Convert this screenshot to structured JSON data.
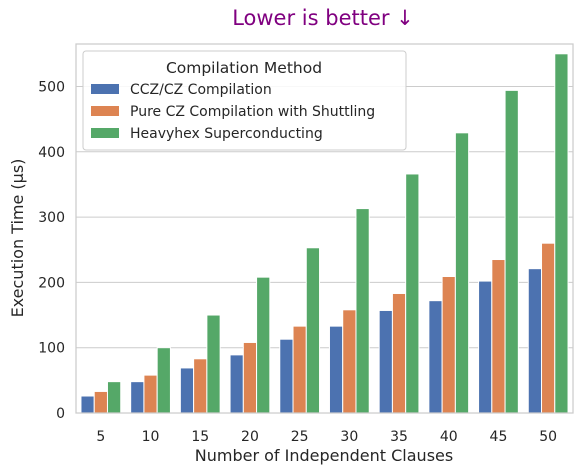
{
  "chart_data": {
    "type": "bar",
    "title": "Lower is better ↓",
    "title_color": "#800080",
    "xlabel": "Number of Independent Clauses",
    "ylabel": "Execution Time (µs)",
    "categories": [
      "5",
      "10",
      "15",
      "20",
      "25",
      "30",
      "35",
      "40",
      "45",
      "50"
    ],
    "ylim": [
      0,
      565
    ],
    "yticks": [
      0,
      100,
      200,
      300,
      400,
      500
    ],
    "grid": "horizontal",
    "legend": {
      "title": "Compilation Method",
      "placement": "top-left"
    },
    "series": [
      {
        "name": "CCZ/CZ Compilation",
        "color": "#4c72b0",
        "values": [
          26,
          48,
          69,
          89,
          113,
          133,
          157,
          172,
          202,
          221
        ]
      },
      {
        "name": "Pure CZ Compilation with Shuttling",
        "color": "#dd8452",
        "values": [
          33,
          58,
          83,
          108,
          133,
          158,
          183,
          209,
          235,
          260
        ]
      },
      {
        "name": "Heavyhex Superconducting",
        "color": "#55a868",
        "values": [
          48,
          100,
          150,
          208,
          253,
          313,
          366,
          429,
          494,
          550
        ]
      }
    ]
  }
}
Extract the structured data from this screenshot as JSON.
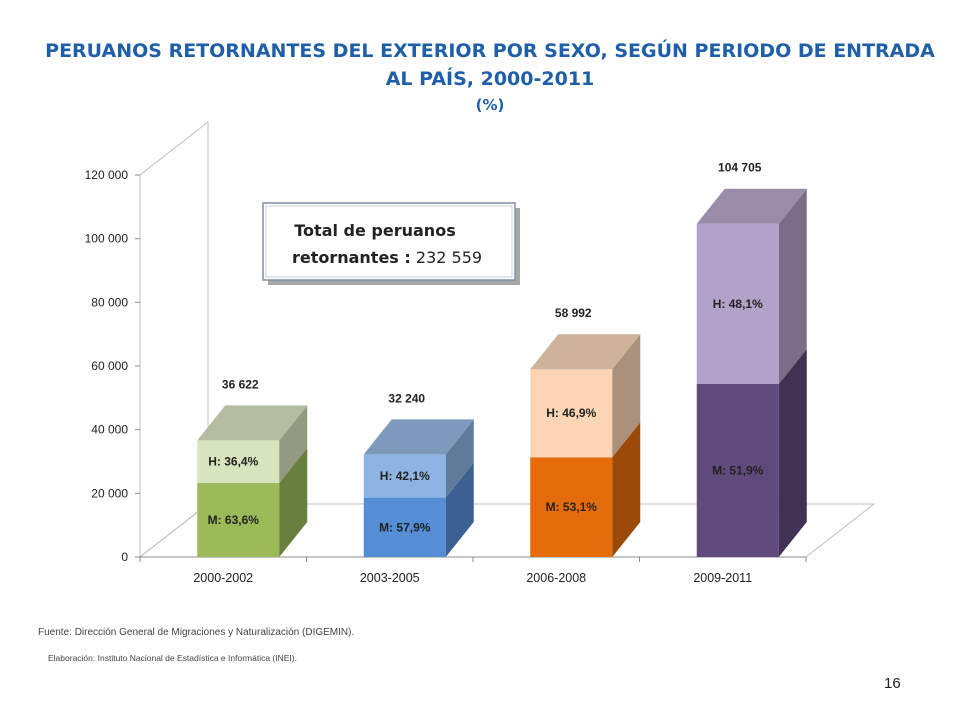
{
  "title": {
    "line1": "PERUANOS RETORNANTES DEL EXTERIOR POR SEXO, SEGÚN PERIODO DE ENTRADA",
    "line2": "AL PAÍS, 2000-2011",
    "line3": "(%)"
  },
  "chart_data": {
    "type": "bar",
    "stacked": true,
    "three_d": true,
    "categories": [
      "2000-2002",
      "2003-2005",
      "2006-2008",
      "2009-2011"
    ],
    "totals": [
      36622,
      32240,
      58992,
      104705
    ],
    "total_labels": [
      "36 622",
      "32 240",
      "58 992",
      "104 705"
    ],
    "series": [
      {
        "name": "M",
        "values": [
          23292,
          18667,
          31325,
          54342
        ],
        "labels": [
          "M: 63,6%",
          "M: 57,9%",
          "M: 53,1%",
          "M: 51,9%"
        ]
      },
      {
        "name": "H",
        "values": [
          13330,
          13573,
          27667,
          50363
        ],
        "labels": [
          "H: 36,4%",
          "H: 42,1%",
          "H: 46,9%",
          "H: 48,1%"
        ]
      }
    ],
    "ylim": [
      0,
      120000
    ],
    "yticks": [
      0,
      20000,
      40000,
      60000,
      80000,
      100000,
      120000
    ],
    "ytick_labels": [
      "0",
      "20 000",
      "40 000",
      "60 000",
      "80 000",
      "100 000",
      "120 000"
    ],
    "colors": {
      "M": [
        "#9bbb59",
        "#558ed5",
        "#e46c0a",
        "#604a7b"
      ],
      "H": [
        "#d7e4bd",
        "#8eb4e3",
        "#fcd5b5",
        "#b3a2c7"
      ]
    },
    "annotation": {
      "line1": "Total de peruanos",
      "line2_bold": "retornantes :",
      "line2_value": " 232 559"
    }
  },
  "footer": {
    "source": "Fuente: Dirección General de Migraciones y Naturalización (DIGEMIN).",
    "elaboration": "Elaboración: Instituto Nacional de Estadística e Informática (INEI)."
  },
  "page_number": "16"
}
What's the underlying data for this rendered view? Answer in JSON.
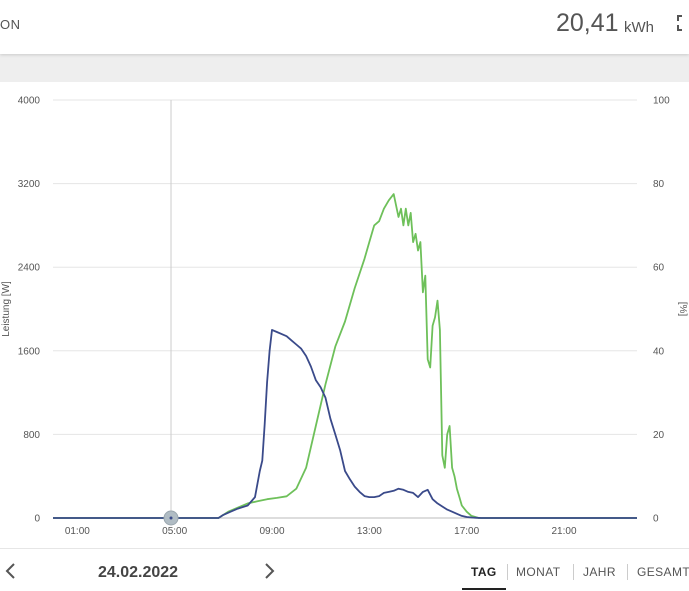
{
  "header": {
    "title_fragment": "ON",
    "energy_value": "20,41",
    "energy_unit": "kWh"
  },
  "footer": {
    "date": "24.02.2022",
    "tabs": [
      {
        "label": "TAG",
        "active": true
      },
      {
        "label": "MONAT",
        "active": false
      },
      {
        "label": "JAHR",
        "active": false
      },
      {
        "label": "GESAMT",
        "active": false
      }
    ]
  },
  "colors": {
    "series_1": "#3a4a8a",
    "series_2": "#6ec05a",
    "grid": "#e5e5e5",
    "cursor": "#cccccc"
  },
  "icons": [
    "expand-icon",
    "chevron-left-icon",
    "chevron-right-icon"
  ],
  "chart_data": {
    "type": "line",
    "ylabel_left": "Leistung [W]",
    "ylabel_right": "[%]",
    "ylim_left": [
      0,
      4000
    ],
    "ylim_right": [
      0,
      100
    ],
    "yticks_left": [
      "0",
      "800",
      "1600",
      "2400",
      "3200",
      "4000"
    ],
    "yticks_right": [
      "0",
      "20",
      "40",
      "60",
      "80",
      "100"
    ],
    "xlim_hours": [
      0,
      24
    ],
    "xticks": [
      {
        "label": "01:00",
        "hour": 1
      },
      {
        "label": "05:00",
        "hour": 5
      },
      {
        "label": "09:00",
        "hour": 9
      },
      {
        "label": "13:00",
        "hour": 13
      },
      {
        "label": "17:00",
        "hour": 17
      },
      {
        "label": "21:00",
        "hour": 21
      }
    ],
    "grid": true,
    "cursor_hour": 4.85,
    "series": [
      {
        "axis": "left",
        "color": "#3a4a8a",
        "x": [
          0,
          6.8,
          7.0,
          7.3,
          7.6,
          8.0,
          8.3,
          8.5,
          8.6,
          8.7,
          8.8,
          8.9,
          9.0,
          9.2,
          9.4,
          9.6,
          9.8,
          10.0,
          10.2,
          10.4,
          10.6,
          10.8,
          11.0,
          11.2,
          11.4,
          11.6,
          11.8,
          12.0,
          12.2,
          12.4,
          12.6,
          12.8,
          13.0,
          13.2,
          13.4,
          13.6,
          13.8,
          14.0,
          14.2,
          14.4,
          14.6,
          14.8,
          15.0,
          15.2,
          15.4,
          15.6,
          15.8,
          16.0,
          16.2,
          16.4,
          16.6,
          16.8,
          17.0,
          17.2,
          17.4,
          17.6,
          24
        ],
        "values": [
          0,
          0,
          30,
          60,
          90,
          120,
          200,
          450,
          550,
          900,
          1300,
          1600,
          1800,
          1780,
          1760,
          1740,
          1700,
          1660,
          1620,
          1550,
          1450,
          1320,
          1250,
          1150,
          950,
          800,
          650,
          450,
          370,
          300,
          250,
          210,
          200,
          200,
          210,
          240,
          250,
          260,
          280,
          270,
          250,
          240,
          200,
          250,
          270,
          180,
          140,
          110,
          80,
          60,
          40,
          20,
          10,
          5,
          2,
          0,
          0
        ]
      },
      {
        "axis": "right",
        "color": "#6ec05a",
        "x": [
          0,
          6.8,
          7.2,
          7.6,
          8.0,
          8.4,
          8.8,
          9.2,
          9.6,
          10.0,
          10.4,
          10.8,
          11.2,
          11.6,
          12.0,
          12.4,
          12.8,
          13.0,
          13.2,
          13.4,
          13.6,
          13.8,
          14.0,
          14.2,
          14.3,
          14.4,
          14.5,
          14.6,
          14.7,
          14.8,
          14.9,
          15.0,
          15.1,
          15.2,
          15.3,
          15.4,
          15.5,
          15.6,
          15.7,
          15.8,
          15.9,
          16.0,
          16.1,
          16.2,
          16.3,
          16.4,
          16.5,
          16.6,
          16.7,
          16.8,
          17.0,
          17.2,
          17.5,
          24
        ],
        "values": [
          0,
          0,
          1.5,
          2.5,
          3.5,
          4.0,
          4.5,
          4.8,
          5.2,
          7.0,
          12,
          22,
          32,
          41,
          47,
          55,
          62,
          66,
          70,
          71,
          74,
          76,
          77.5,
          72,
          74,
          70,
          74,
          70,
          73,
          66,
          68,
          64,
          66,
          54,
          58,
          38,
          36,
          46,
          48,
          52,
          45,
          15,
          12,
          20,
          22,
          12,
          10,
          7,
          5,
          3,
          1.5,
          0.5,
          0,
          0
        ]
      }
    ]
  }
}
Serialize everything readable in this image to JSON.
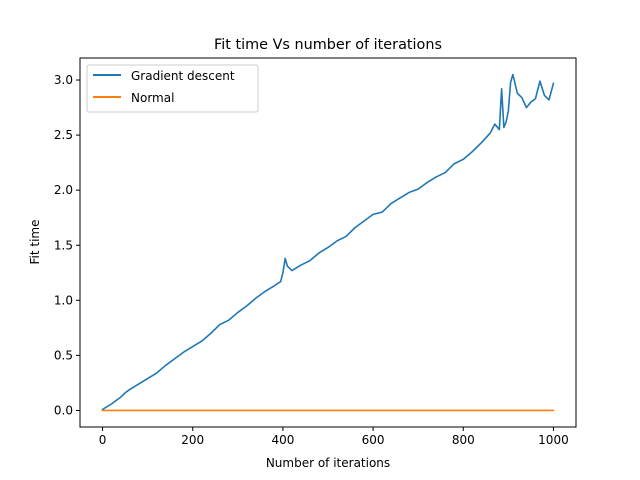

◇ ◇ ◇ ◇

* **Direction**
Each entry above is to be written out again unchanged, apart from the pictures, which are left out.

* **Output of the exercise**
Convert this screenshot to structured JSON data.
{
  "chart_data": {
    "type": "bar",
    "title": "Lower is better ↓",
    "title_color": "#800080",
    "xlabel": "Number of Independent Clauses",
    "ylabel": "Execution Time (µs)",
    "categories": [
      "5",
      "10",
      "15",
      "20",
      "25",
      "30",
      "35",
      "40",
      "45",
      "50"
    ],
    "ylim": [
      0,
      565
    ],
    "yticks": [
      0,
      100,
      200,
      300,
      400,
      500
    ],
    "grid": "horizontal",
    "legend": {
      "title": "Compilation Method",
      "placement": "top-left"
    },
    "series": [
      {
        "name": "CCZ/CZ Compilation",
        "color": "#4c72b0",
        "values": [
          26,
          48,
          69,
          89,
          113,
          133,
          157,
          172,
          202,
          221
        ]
      },
      {
        "name": "Pure CZ Compilation with Shuttling",
        "color": "#dd8452",
        "values": [
          33,
          58,
          83,
          108,
          133,
          158,
          183,
          209,
          235,
          260
        ]
      },
      {
        "name": "Heavyhex Superconducting",
        "color": "#55a868",
        "values": [
          48,
          100,
          150,
          208,
          253,
          313,
          366,
          429,
          494,
          550
        ]
      }
    ]
  }
}
Extract the structured data from this screenshot as JSON.
{
  "title": {
    "line1": "PERUANOS RETORNANTES DEL EXTERIOR POR SEXO, SEGÚN PERIODO DE ENTRADA",
    "line2": "AL PAÍS, 2000-2011",
    "line3": "(%)"
  },
  "chart_data": {
    "type": "bar",
    "stacked": true,
    "three_d": true,
    "categories": [
      "2000-2002",
      "2003-2005",
      "2006-2008",
      "2009-2011"
    ],
    "totals": [
      36622,
      32240,
      58992,
      104705
    ],
    "total_labels": [
      "36 622",
      "32 240",
      "58 992",
      "104 705"
    ],
    "series": [
      {
        "name": "M",
        "values": [
          23292,
          18667,
          31325,
          54342
        ],
        "labels": [
          "M: 63,6%",
          "M: 57,9%",
          "M: 53,1%",
          "M: 51,9%"
        ]
      },
      {
        "name": "H",
        "values": [
          13330,
          13573,
          27667,
          50363
        ],
        "labels": [
          "H: 36,4%",
          "H: 42,1%",
          "H: 46,9%",
          "H: 48,1%"
        ]
      }
    ],
    "ylim": [
      0,
      120000
    ],
    "yticks": [
      0,
      20000,
      40000,
      60000,
      80000,
      100000,
      120000
    ],
    "ytick_labels": [
      "0",
      "20 000",
      "40 000",
      "60 000",
      "80 000",
      "100 000",
      "120 000"
    ],
    "colors": {
      "M": [
        "#9bbb59",
        "#558ed5",
        "#e46c0a",
        "#604a7b"
      ],
      "H": [
        "#d7e4bd",
        "#8eb4e3",
        "#fcd5b5",
        "#b3a2c7"
      ]
    },
    "annotation": {
      "line1": "Total de peruanos",
      "line2_bold": "retornantes :",
      "line2_value": " 232 559"
    }
  },
  "footer": {
    "source": "Fuente: Dirección General de Migraciones y Naturalización (DIGEMIN).",
    "elaboration": "Elaboración: Instituto Nacional de Estadística e Informática (INEI)."
  },
  "page_number": "16"
}
What's the underlying data for this rendered view? Answer in JSON.
{
  "header": {
    "title_fragment": "ON",
    "energy_value": "20,41",
    "energy_unit": "kWh"
  },
  "footer": {
    "date": "24.02.2022",
    "tabs": [
      {
        "label": "TAG",
        "active": true
      },
      {
        "label": "MONAT",
        "active": false
      },
      {
        "label": "JAHR",
        "active": false
      },
      {
        "label": "GESAMT",
        "active": false
      }
    ]
  },
  "colors": {
    "series_1": "#3a4a8a",
    "series_2": "#6ec05a",
    "grid": "#e5e5e5",
    "cursor": "#cccccc"
  },
  "icons": [
    "expand-icon",
    "chevron-left-icon",
    "chevron-right-icon"
  ],
  "chart_data": {
    "type": "line",
    "ylabel_left": "Leistung [W]",
    "ylabel_right": "[%]",
    "ylim_left": [
      0,
      4000
    ],
    "ylim_right": [
      0,
      100
    ],
    "yticks_left": [
      "0",
      "800",
      "1600",
      "2400",
      "3200",
      "4000"
    ],
    "yticks_right": [
      "0",
      "20",
      "40",
      "60",
      "80",
      "100"
    ],
    "xlim_hours": [
      0,
      24
    ],
    "xticks": [
      {
        "label": "01:00",
        "hour": 1
      },
      {
        "label": "05:00",
        "hour": 5
      },
      {
        "label": "09:00",
        "hour": 9
      },
      {
        "label": "13:00",
        "hour": 13
      },
      {
        "label": "17:00",
        "hour": 17
      },
      {
        "label": "21:00",
        "hour": 21
      }
    ],
    "grid": true,
    "cursor_hour": 4.85,
    "series": [
      {
        "axis": "left",
        "color": "#3a4a8a",
        "x": [
          0,
          6.8,
          7.0,
          7.3,
          7.6,
          8.0,
          8.3,
          8.5,
          8.6,
          8.7,
          8.8,
          8.9,
          9.0,
          9.2,
          9.4,
          9.6,
          9.8,
          10.0,
          10.2,
          10.4,
          10.6,
          10.8,
          11.0,
          11.2,
          11.4,
          11.6,
          11.8,
          12.0,
          12.2,
          12.4,
          12.6,
          12.8,
          13.0,
          13.2,
          13.4,
          13.6,
          13.8,
          14.0,
          14.2,
          14.4,
          14.6,
          14.8,
          15.0,
          15.2,
          15.4,
          15.6,
          15.8,
          16.0,
          16.2,
          16.4,
          16.6,
          16.8,
          17.0,
          17.2,
          17.4,
          17.6,
          24
        ],
        "values": [
          0,
          0,
          30,
          60,
          90,
          120,
          200,
          450,
          550,
          900,
          1300,
          1600,
          1800,
          1780,
          1760,
          1740,
          1700,
          1660,
          1620,
          1550,
          1450,
          1320,
          1250,
          1150,
          950,
          800,
          650,
          450,
          370,
          300,
          250,
          210,
          200,
          200,
          210,
          240,
          250,
          260,
          280,
          270,
          250,
          240,
          200,
          250,
          270,
          180,
          140,
          110,
          80,
          60,
          40,
          20,
          10,
          5,
          2,
          0,
          0
        ]
      },
      {
        "axis": "right",
        "color": "#6ec05a",
        "x": [
          0,
          6.8,
          7.2,
          7.6,
          8.0,
          8.4,
          8.8,
          9.2,
          9.6,
          10.0,
          10.4,
          10.8,
          11.2,
          11.6,
          12.0,
          12.4,
          12.8,
          13.0,
          13.2,
          13.4,
          13.6,
          13.8,
          14.0,
          14.2,
          14.3,
          14.4,
          14.5,
          14.6,
          14.7,
          14.8,
          14.9,
          15.0,
          15.1,
          15.2,
          15.3,
          15.4,
          15.5,
          15.6,
          15.7,
          15.8,
          15.9,
          16.0,
          16.1,
          16.2,
          16.3,
          16.4,
          16.5,
          16.6,
          16.7,
          16.8,
          17.0,
          17.2,
          17.5,
          24
        ],
        "values": [
          0,
          0,
          1.5,
          2.5,
          3.5,
          4.0,
          4.5,
          4.8,
          5.2,
          7.0,
          12,
          22,
          32,
          41,
          47,
          55,
          62,
          66,
          70,
          71,
          74,
          76,
          77.5,
          72,
          74,
          70,
          74,
          70,
          73,
          66,
          68,
          64,
          66,
          54,
          58,
          38,
          36,
          46,
          48,
          52,
          45,
          15,
          12,
          20,
          22,
          12,
          10,
          7,
          5,
          3,
          1.5,
          0.5,
          0,
          0
        ]
      }
    ]
  }
}
Serialize everything readable in this image to JSON.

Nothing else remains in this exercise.